Look through the entries below and report every line that has "coronavirus".

(Figure record extracts)
|---|

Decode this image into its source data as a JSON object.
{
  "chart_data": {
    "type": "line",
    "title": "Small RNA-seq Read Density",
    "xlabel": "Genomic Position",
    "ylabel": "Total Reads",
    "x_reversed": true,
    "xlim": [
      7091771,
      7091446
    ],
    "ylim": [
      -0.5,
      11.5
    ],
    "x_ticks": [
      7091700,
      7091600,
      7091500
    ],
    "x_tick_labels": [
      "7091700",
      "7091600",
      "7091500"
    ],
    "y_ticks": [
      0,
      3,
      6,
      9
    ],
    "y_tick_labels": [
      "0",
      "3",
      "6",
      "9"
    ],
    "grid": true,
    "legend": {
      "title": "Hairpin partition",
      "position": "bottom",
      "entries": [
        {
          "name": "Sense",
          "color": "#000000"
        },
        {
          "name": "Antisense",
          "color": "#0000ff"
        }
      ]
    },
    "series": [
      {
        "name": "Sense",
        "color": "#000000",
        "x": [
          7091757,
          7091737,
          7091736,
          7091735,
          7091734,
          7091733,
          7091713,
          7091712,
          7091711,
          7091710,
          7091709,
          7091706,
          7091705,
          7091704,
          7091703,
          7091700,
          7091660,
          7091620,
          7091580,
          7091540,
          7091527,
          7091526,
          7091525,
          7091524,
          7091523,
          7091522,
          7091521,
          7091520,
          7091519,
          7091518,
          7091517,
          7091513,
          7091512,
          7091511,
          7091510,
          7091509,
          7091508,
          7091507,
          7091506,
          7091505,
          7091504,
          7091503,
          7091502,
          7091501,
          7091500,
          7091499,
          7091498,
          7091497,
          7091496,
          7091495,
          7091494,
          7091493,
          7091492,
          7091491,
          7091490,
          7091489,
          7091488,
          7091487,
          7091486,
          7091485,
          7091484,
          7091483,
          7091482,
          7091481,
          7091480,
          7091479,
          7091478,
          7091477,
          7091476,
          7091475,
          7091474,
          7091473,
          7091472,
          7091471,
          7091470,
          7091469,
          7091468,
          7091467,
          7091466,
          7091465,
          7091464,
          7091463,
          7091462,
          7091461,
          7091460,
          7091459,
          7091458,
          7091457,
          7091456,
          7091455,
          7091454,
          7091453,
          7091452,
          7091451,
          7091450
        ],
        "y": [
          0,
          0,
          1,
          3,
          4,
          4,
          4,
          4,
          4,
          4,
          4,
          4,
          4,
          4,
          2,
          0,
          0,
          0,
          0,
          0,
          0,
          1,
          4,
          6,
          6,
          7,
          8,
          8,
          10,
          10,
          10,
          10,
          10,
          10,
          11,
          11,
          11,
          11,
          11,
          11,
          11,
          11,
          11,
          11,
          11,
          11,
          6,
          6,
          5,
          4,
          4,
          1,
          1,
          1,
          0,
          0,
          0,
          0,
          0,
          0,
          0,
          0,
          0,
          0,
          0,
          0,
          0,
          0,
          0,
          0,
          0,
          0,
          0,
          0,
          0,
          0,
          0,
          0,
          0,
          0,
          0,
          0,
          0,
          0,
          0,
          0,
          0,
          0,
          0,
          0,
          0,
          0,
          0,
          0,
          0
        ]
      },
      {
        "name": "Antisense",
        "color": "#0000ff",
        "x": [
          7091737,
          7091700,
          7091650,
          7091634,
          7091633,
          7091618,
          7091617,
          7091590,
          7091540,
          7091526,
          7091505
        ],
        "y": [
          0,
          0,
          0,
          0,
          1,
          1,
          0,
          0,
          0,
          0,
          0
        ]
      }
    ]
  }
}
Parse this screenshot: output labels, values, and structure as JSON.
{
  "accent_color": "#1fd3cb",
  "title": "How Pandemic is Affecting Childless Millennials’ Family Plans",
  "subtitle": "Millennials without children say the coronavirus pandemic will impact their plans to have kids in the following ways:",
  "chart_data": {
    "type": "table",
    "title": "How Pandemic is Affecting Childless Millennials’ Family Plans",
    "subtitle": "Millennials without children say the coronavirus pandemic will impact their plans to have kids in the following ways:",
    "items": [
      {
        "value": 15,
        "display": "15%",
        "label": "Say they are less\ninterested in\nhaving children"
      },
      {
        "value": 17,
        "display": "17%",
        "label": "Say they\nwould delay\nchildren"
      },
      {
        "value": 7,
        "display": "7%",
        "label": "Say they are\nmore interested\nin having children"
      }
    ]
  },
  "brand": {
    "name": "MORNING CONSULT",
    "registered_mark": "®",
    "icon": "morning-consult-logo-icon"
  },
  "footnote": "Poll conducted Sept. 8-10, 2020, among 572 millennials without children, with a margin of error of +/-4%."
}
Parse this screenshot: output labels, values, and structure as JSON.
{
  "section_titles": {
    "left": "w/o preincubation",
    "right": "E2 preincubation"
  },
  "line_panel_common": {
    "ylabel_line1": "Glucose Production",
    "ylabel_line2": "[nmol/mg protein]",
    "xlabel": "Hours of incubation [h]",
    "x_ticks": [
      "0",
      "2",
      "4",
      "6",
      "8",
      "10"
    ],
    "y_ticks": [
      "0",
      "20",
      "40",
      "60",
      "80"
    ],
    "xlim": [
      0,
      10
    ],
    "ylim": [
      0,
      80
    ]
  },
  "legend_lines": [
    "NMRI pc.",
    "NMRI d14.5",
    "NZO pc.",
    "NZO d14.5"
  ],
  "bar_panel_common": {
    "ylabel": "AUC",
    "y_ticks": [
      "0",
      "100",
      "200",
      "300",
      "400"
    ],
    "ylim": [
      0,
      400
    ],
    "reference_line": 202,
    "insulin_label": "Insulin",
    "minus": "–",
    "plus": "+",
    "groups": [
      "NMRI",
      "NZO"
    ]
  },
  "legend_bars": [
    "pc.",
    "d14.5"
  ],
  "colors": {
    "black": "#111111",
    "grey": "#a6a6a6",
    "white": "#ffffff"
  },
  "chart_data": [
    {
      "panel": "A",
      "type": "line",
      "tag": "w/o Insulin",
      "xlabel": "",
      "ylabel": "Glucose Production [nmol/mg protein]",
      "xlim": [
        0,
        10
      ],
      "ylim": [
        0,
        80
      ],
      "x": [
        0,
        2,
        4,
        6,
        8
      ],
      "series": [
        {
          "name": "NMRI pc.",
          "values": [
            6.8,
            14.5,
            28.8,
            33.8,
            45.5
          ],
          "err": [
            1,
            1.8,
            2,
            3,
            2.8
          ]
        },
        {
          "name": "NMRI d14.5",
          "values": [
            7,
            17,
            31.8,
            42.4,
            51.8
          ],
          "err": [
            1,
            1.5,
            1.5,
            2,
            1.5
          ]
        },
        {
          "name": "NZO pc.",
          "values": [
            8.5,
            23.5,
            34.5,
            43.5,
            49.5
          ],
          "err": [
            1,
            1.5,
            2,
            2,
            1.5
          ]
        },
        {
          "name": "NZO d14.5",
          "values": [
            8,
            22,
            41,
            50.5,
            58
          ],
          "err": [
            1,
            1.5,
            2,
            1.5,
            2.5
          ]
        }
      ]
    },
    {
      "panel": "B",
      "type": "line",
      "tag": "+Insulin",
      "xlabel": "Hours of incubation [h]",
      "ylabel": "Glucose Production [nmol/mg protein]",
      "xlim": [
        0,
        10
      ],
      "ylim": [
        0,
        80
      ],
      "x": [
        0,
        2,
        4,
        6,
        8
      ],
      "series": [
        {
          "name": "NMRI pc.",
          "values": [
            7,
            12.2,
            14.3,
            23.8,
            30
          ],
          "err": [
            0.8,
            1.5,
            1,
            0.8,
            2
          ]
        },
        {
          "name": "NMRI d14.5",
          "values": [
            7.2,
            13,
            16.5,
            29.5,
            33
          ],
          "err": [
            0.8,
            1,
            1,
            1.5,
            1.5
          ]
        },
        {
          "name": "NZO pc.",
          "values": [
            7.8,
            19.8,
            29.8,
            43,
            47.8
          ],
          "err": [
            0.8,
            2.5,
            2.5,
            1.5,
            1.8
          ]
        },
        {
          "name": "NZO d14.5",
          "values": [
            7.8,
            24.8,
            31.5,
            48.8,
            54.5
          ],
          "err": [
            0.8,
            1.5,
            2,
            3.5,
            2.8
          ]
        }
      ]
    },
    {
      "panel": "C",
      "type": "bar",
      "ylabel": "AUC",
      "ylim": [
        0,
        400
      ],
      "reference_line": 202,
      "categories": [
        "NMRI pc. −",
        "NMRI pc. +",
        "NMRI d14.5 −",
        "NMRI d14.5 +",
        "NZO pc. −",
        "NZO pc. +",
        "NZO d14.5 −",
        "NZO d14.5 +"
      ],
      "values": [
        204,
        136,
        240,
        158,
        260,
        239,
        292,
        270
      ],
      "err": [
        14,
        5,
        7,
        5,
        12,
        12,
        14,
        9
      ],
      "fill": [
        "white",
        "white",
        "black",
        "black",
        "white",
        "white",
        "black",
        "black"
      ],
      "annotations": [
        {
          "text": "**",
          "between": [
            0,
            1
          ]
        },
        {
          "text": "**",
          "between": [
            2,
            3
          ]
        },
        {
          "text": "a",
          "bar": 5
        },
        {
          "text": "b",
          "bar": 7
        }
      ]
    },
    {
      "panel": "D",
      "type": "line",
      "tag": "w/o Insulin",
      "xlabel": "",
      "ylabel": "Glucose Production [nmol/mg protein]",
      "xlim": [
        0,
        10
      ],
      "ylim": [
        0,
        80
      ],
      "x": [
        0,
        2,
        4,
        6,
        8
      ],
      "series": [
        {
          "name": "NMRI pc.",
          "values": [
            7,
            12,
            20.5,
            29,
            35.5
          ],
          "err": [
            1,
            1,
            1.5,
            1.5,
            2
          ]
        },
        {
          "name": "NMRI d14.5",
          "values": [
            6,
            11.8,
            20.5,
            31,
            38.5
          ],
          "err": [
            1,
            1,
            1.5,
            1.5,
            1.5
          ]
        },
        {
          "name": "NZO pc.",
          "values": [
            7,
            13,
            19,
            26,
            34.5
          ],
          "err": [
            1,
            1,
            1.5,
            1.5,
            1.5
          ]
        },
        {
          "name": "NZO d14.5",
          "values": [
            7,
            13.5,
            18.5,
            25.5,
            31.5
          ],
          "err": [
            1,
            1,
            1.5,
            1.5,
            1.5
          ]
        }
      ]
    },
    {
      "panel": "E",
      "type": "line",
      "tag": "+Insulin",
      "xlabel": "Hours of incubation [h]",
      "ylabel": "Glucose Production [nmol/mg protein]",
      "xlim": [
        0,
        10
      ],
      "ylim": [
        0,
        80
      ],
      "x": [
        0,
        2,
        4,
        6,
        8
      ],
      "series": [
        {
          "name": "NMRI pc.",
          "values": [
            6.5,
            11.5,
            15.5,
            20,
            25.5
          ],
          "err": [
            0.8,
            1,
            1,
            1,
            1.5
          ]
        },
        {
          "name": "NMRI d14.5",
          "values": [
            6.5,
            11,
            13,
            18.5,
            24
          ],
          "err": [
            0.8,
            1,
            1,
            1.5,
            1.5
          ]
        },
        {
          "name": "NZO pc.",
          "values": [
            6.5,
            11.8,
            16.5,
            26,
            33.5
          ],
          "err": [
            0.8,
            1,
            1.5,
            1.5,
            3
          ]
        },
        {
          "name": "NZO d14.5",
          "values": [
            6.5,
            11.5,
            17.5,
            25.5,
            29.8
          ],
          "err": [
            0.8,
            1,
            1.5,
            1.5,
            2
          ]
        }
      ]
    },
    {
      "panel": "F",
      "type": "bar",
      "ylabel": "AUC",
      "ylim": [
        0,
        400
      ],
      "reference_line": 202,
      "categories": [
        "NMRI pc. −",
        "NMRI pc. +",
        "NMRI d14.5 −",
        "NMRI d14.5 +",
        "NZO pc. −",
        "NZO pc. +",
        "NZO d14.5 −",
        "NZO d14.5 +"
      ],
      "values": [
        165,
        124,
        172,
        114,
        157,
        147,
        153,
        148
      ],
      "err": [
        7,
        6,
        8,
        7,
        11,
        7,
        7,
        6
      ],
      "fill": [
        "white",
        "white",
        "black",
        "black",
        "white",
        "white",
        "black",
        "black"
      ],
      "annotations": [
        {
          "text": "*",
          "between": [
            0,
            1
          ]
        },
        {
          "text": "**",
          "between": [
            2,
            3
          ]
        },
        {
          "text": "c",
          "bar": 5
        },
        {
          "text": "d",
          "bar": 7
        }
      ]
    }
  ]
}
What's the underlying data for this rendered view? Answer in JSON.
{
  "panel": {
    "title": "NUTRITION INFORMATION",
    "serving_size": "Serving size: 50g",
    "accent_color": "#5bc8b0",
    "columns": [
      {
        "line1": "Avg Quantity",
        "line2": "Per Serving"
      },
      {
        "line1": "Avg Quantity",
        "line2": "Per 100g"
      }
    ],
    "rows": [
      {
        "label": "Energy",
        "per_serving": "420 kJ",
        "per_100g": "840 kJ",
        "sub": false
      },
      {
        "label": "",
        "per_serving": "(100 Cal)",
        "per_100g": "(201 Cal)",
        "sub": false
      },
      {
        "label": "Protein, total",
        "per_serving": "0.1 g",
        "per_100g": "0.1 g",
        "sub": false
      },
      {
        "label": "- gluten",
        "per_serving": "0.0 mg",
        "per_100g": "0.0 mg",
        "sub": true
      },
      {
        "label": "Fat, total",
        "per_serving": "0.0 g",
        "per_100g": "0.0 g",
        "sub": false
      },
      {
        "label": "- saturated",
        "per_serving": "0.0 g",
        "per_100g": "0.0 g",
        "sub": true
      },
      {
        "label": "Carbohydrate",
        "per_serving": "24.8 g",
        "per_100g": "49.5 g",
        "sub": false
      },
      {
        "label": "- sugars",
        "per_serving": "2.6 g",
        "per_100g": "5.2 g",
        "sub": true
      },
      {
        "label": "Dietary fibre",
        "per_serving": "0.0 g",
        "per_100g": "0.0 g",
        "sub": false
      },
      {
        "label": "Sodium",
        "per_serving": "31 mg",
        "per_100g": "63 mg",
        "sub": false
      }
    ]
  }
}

|---|

» **Output of the exercise**:
  "subtitle": "Millennials without children say the coronavirus pandemic will impact their plans to have kids in the following ways:",
    "subtitle": "Millennials without children say the coronavirus pandemic will impact their plans to have kids in the following ways:",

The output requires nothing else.